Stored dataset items

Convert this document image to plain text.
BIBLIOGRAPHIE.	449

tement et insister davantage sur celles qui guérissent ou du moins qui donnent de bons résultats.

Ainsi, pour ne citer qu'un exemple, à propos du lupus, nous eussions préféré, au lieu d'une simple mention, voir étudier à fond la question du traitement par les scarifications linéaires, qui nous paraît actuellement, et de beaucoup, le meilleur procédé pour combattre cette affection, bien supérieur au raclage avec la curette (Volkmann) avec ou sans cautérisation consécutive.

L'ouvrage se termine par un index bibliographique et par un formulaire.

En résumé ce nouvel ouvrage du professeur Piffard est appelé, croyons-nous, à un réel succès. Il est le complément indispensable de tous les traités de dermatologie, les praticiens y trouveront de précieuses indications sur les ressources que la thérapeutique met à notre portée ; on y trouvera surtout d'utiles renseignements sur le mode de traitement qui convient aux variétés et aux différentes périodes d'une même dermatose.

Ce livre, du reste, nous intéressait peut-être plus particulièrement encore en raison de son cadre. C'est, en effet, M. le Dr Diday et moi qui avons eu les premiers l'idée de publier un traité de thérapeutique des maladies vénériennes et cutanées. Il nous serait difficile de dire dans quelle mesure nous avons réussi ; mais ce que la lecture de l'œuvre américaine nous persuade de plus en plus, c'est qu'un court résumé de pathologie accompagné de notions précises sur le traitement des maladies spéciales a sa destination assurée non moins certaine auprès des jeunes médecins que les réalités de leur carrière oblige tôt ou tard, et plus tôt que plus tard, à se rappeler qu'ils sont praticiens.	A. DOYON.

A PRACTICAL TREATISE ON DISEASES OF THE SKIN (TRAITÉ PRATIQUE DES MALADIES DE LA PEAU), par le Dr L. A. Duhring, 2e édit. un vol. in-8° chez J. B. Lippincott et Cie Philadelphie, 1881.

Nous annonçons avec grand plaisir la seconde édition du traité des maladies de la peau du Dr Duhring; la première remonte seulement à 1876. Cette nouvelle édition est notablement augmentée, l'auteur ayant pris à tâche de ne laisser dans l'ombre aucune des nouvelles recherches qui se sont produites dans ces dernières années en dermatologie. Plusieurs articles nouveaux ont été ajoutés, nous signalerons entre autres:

_Problem statement_
Look through the listing above and count the lines where the string "ouvrage" appears. Report the number only.

_Full solution_
2